(Some records)
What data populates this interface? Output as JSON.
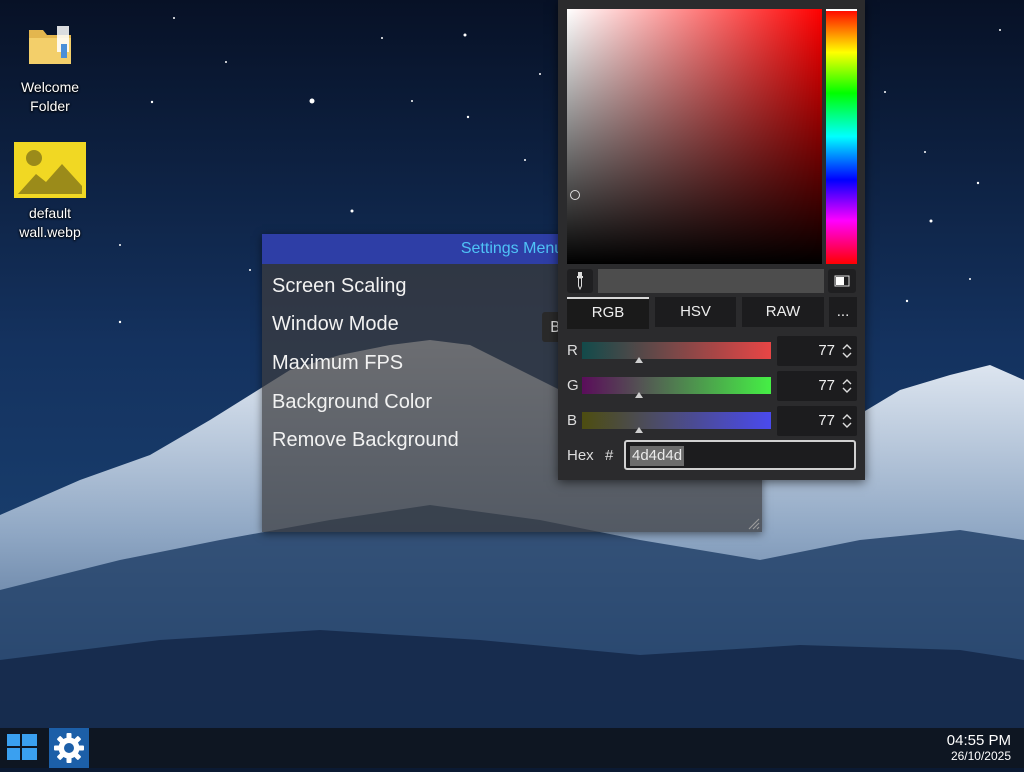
{
  "desktop": {
    "icons": [
      {
        "label": "Welcome\nFolder",
        "icon": "folder-icon"
      },
      {
        "label": "default\nwall.webp",
        "icon": "image-file-icon"
      }
    ]
  },
  "settings_window": {
    "title": "Settings Menu",
    "items": [
      "Screen Scaling",
      "Window Mode",
      "Maximum FPS",
      "Background Color",
      "Remove Background"
    ],
    "window_mode_value_peek": "B"
  },
  "color_picker": {
    "tabs": [
      "RGB",
      "HSV",
      "RAW",
      "..."
    ],
    "active_tab": "RGB",
    "channels": [
      {
        "label": "R",
        "value": "77"
      },
      {
        "label": "G",
        "value": "77"
      },
      {
        "label": "B",
        "value": "77"
      }
    ],
    "hex_label": "Hex",
    "hex_prefix": "#",
    "hex_value": "4d4d4d",
    "current_color": "#4d4d4d",
    "icons": {
      "eyedropper": "eyedropper-icon",
      "preview_toggle": "preview-toggle-icon"
    }
  },
  "taskbar": {
    "start_icon": "windows-start-icon",
    "pinned": [
      {
        "name": "Settings",
        "icon": "gear-icon",
        "active": true
      }
    ],
    "clock_time": "04:55 PM",
    "clock_date": "26/10/2025"
  },
  "colors": {
    "titlebar": "#2e3ea6",
    "title_text": "#4fc3f7",
    "taskbar": "#0e1622",
    "taskbar_active": "#1c5fa8"
  }
}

** PROBLEM DETAILS **
The records above should be reproduced exactly, with no pictures included.

** EXERCISE ANSWER **
What data populates this interface? Output as JSON.
{
  "desktop": {
    "icons": [
      {
        "label": "Welcome\nFolder",
        "icon": "folder-icon"
      },
      {
        "label": "default\nwall.webp",
        "icon": "image-file-icon"
      }
    ]
  },
  "settings_window": {
    "title": "Settings Menu",
    "items": [
      "Screen Scaling",
      "Window Mode",
      "Maximum FPS",
      "Background Color",
      "Remove Background"
    ],
    "window_mode_value_peek": "B"
  },
  "color_picker": {
    "tabs": [
      "RGB",
      "HSV",
      "RAW",
      "..."
    ],
    "active_tab": "RGB",
    "channels": [
      {
        "label": "R",
        "value": "77"
      },
      {
        "label": "G",
        "value": "77"
      },
      {
        "label": "B",
        "value": "77"
      }
    ],
    "hex_label": "Hex",
    "hex_prefix": "#",
    "hex_value": "4d4d4d",
    "current_color": "#4d4d4d",
    "icons": {
      "eyedropper": "eyedropper-icon",
      "preview_toggle": "preview-toggle-icon"
    }
  },
  "taskbar": {
    "start_icon": "windows-start-icon",
    "pinned": [
      {
        "name": "Settings",
        "icon": "gear-icon",
        "active": true
      }
    ],
    "clock_time": "04:55 PM",
    "clock_date": "26/10/2025"
  },
  "colors": {
    "titlebar": "#2e3ea6",
    "title_text": "#4fc3f7",
    "taskbar": "#0e1622",
    "taskbar_active": "#1c5fa8"
  }
}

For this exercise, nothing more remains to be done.